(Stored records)
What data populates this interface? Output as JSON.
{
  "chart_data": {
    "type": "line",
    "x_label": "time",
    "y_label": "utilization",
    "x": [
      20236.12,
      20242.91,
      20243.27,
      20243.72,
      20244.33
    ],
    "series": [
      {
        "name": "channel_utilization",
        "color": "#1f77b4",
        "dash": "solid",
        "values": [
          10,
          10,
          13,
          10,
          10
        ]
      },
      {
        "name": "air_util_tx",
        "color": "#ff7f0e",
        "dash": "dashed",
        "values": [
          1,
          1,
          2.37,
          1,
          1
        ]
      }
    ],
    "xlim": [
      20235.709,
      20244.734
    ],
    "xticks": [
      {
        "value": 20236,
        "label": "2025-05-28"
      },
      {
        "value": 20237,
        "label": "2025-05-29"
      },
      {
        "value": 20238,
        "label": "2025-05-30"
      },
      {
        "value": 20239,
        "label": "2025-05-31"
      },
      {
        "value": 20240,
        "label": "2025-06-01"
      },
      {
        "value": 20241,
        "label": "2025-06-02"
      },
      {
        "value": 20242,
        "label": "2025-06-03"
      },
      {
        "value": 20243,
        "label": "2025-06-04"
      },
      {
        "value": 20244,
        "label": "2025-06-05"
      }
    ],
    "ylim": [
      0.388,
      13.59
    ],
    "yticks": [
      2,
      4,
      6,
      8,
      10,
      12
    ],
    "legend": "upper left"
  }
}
==
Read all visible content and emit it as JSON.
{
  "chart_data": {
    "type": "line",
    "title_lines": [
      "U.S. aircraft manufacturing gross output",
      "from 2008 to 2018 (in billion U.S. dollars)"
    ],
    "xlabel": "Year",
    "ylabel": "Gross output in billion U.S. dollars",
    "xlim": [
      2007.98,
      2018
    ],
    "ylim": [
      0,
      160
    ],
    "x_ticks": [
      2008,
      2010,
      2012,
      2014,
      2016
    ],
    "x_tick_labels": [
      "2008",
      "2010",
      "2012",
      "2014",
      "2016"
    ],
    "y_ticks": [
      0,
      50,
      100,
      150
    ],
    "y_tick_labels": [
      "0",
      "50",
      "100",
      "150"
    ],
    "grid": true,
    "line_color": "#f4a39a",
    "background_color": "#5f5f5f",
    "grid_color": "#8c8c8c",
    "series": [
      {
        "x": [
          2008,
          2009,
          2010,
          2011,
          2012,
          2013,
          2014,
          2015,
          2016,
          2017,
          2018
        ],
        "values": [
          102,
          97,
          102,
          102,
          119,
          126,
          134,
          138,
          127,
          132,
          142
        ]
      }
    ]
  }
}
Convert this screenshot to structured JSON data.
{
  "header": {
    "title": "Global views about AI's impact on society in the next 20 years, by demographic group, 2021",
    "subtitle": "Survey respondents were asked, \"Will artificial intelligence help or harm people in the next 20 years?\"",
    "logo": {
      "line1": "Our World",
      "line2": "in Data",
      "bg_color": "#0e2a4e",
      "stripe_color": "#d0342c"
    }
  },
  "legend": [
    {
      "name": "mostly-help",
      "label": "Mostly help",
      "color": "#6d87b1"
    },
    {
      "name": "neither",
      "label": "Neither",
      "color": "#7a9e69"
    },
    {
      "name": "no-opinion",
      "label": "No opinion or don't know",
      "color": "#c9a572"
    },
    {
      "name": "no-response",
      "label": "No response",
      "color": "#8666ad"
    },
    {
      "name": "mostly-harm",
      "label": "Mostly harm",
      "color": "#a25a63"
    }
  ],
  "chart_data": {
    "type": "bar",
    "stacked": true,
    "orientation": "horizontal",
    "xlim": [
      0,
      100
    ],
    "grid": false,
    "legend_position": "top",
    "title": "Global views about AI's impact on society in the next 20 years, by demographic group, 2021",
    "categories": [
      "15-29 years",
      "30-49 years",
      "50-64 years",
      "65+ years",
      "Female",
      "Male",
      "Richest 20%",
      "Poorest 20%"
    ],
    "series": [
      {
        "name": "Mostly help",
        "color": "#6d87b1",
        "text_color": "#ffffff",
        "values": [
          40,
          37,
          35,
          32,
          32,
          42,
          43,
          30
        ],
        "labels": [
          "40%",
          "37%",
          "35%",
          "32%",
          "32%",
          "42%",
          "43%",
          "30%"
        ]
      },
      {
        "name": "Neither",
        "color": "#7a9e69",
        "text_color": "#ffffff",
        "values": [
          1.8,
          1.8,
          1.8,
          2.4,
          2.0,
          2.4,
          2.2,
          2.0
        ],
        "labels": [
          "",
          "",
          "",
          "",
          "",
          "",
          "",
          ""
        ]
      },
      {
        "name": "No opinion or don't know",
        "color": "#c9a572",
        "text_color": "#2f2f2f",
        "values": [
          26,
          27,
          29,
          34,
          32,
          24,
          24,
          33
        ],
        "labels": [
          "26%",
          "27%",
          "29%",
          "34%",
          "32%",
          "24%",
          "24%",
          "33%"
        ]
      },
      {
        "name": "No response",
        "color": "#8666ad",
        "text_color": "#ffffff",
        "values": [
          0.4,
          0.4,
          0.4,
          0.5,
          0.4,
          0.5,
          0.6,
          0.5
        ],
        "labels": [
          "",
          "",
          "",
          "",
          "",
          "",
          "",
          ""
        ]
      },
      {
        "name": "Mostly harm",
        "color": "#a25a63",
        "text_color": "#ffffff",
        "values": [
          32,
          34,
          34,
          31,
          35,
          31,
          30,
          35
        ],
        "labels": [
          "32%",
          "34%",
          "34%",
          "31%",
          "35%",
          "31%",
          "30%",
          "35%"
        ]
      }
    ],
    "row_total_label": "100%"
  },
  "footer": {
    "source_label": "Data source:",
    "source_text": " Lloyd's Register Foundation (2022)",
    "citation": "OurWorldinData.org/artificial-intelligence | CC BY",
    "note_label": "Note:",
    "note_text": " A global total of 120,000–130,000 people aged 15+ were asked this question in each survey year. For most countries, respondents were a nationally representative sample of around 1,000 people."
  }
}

- Direction -
Only lines with the word "asked" are wanted, so copy each one from the records.

- Task answer -
    "subtitle": "Survey respondents were asked, \"Will artificial intelligence help or harm people in the next 20 years?\"",
    "note_text": " A global total of 120,000–130,000 people aged 15+ were asked this question in each survey year. For most countries, respondents were a nationally representative sample of around 1,000 people."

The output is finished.